Stated problem: Please print every one of the following lines again, word for word and in the same order.
● ● ● ● ● ● ●
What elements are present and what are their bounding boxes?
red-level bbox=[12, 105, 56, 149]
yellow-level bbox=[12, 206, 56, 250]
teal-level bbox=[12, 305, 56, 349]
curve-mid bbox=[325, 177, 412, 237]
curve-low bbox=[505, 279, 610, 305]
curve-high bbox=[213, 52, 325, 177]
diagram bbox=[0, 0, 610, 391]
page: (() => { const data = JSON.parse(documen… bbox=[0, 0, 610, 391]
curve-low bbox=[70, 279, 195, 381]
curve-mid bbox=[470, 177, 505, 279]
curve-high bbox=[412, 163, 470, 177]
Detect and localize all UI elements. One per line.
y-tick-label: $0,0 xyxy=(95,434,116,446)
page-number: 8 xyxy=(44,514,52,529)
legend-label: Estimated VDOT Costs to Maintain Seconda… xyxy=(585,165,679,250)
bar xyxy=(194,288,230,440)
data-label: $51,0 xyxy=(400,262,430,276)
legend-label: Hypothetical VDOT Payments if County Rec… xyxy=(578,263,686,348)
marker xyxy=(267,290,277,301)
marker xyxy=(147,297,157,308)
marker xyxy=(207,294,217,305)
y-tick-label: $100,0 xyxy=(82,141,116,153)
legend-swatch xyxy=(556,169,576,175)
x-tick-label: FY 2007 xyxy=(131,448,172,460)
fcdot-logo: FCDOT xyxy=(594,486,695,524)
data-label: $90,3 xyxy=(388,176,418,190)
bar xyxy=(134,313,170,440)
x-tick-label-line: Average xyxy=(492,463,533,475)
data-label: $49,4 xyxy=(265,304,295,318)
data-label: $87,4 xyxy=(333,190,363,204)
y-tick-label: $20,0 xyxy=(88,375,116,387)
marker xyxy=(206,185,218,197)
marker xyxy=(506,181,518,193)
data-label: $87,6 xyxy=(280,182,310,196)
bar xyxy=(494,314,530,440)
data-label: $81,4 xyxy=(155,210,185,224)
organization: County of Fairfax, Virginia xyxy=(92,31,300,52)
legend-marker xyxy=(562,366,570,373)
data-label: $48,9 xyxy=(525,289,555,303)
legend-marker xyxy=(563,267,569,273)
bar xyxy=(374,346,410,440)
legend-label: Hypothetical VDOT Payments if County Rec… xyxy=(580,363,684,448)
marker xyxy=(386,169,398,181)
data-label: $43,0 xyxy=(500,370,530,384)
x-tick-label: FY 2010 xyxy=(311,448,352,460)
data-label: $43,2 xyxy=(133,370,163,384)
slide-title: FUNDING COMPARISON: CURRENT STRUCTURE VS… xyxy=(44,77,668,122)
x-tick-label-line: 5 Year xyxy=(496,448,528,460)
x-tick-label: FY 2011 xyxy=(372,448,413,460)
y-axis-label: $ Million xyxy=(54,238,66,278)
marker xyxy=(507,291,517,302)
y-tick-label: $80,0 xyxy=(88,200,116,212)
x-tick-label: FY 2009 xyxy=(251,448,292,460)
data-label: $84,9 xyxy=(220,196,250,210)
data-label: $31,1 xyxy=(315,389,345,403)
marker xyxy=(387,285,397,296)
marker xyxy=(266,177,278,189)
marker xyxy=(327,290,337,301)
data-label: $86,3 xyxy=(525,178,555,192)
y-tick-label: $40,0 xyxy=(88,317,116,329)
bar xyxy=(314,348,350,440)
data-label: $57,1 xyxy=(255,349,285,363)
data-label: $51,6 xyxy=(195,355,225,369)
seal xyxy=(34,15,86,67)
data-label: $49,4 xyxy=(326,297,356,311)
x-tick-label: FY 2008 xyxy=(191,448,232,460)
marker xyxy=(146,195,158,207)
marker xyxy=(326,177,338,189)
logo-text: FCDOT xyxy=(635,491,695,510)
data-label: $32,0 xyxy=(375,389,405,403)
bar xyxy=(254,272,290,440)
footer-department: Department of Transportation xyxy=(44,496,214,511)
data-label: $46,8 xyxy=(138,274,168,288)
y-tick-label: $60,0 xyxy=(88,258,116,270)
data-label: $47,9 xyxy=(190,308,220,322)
● ● ● ● ● ● ●
Solved problem:
What elements are present and what are their bounding boxes?
red-level bbox=[12, 105, 56, 149]
yellow-level bbox=[12, 206, 56, 250]
teal-level bbox=[12, 305, 56, 349]
curve-mid bbox=[325, 177, 412, 237]
curve-low bbox=[505, 279, 610, 305]
curve-high bbox=[213, 52, 325, 177]
diagram bbox=[0, 0, 610, 391]
page: (() => { const data = JSON.parse(documen… bbox=[0, 0, 610, 391]
curve-low bbox=[70, 279, 195, 381]
curve-mid bbox=[470, 177, 505, 279]
curve-high bbox=[412, 163, 470, 177]
Detect and localize all UI elements. One per line.
y-tick-label: $0,0 xyxy=(95,434,116,446)
page-number: 8 xyxy=(44,514,52,529)
legend-label: Estimated VDOT Costs to Maintain Seconda… xyxy=(585,165,679,250)
bar xyxy=(194,288,230,440)
data-label: $51,0 xyxy=(400,262,430,276)
legend-label: Hypothetical VDOT Payments if County Rec… xyxy=(578,263,686,348)
marker xyxy=(267,290,277,301)
marker xyxy=(147,297,157,308)
marker xyxy=(207,294,217,305)
y-tick-label: $100,0 xyxy=(82,141,116,153)
legend-swatch xyxy=(556,169,576,175)
x-tick-label: FY 2007 xyxy=(131,448,172,460)
fcdot-logo: FCDOT xyxy=(594,486,695,524)
data-label: $90,3 xyxy=(388,176,418,190)
bar xyxy=(134,313,170,440)
x-tick-label-line: Average xyxy=(492,463,533,475)
data-label: $49,4 xyxy=(265,304,295,318)
data-label: $87,4 xyxy=(333,190,363,204)
y-tick-label: $20,0 xyxy=(88,375,116,387)
marker xyxy=(206,185,218,197)
marker xyxy=(506,181,518,193)
data-label: $87,6 xyxy=(280,182,310,196)
bar xyxy=(494,314,530,440)
data-label: $81,4 xyxy=(155,210,185,224)
organization: County of Fairfax, Virginia xyxy=(92,31,300,52)
legend-marker xyxy=(562,366,570,373)
data-label: $48,9 xyxy=(525,289,555,303)
legend-marker xyxy=(563,267,569,273)
bar xyxy=(374,346,410,440)
legend-label: Hypothetical VDOT Payments if County Rec… xyxy=(580,363,684,448)
marker xyxy=(386,169,398,181)
data-label: $43,0 xyxy=(500,370,530,384)
x-tick-label: FY 2010 xyxy=(311,448,352,460)
data-label: $43,2 xyxy=(133,370,163,384)
slide-title: FUNDING COMPARISON: CURRENT STRUCTURE VS… xyxy=(44,77,668,122)
x-tick-label-line: 5 Year xyxy=(496,448,528,460)
x-tick-label: FY 2011 xyxy=(372,448,413,460)
y-axis-label: $ Million xyxy=(54,238,66,278)
marker xyxy=(507,291,517,302)
y-tick-label: $80,0 xyxy=(88,200,116,212)
x-tick-label: FY 2009 xyxy=(251,448,292,460)
data-label: $84,9 xyxy=(220,196,250,210)
data-label: $31,1 xyxy=(315,389,345,403)
marker xyxy=(387,285,397,296)
marker xyxy=(266,177,278,189)
marker xyxy=(327,290,337,301)
data-label: $86,3 xyxy=(525,178,555,192)
y-tick-label: $40,0 xyxy=(88,317,116,329)
bar xyxy=(314,348,350,440)
data-label: $57,1 xyxy=(255,349,285,363)
data-label: $51,6 xyxy=(195,355,225,369)
seal xyxy=(34,15,86,67)
data-label: $49,4 xyxy=(326,297,356,311)
x-tick-label: FY 2008 xyxy=(191,448,232,460)
marker xyxy=(146,195,158,207)
marker xyxy=(326,177,338,189)
logo-text: FCDOT xyxy=(635,491,695,510)
data-label: $32,0 xyxy=(375,389,405,403)
bar xyxy=(254,272,290,440)
footer-department: Department of Transportation xyxy=(44,496,214,511)
data-label: $46,8 xyxy=(138,274,168,288)
y-tick-label: $60,0 xyxy=(88,258,116,270)
data-label: $47,9 xyxy=(190,308,220,322)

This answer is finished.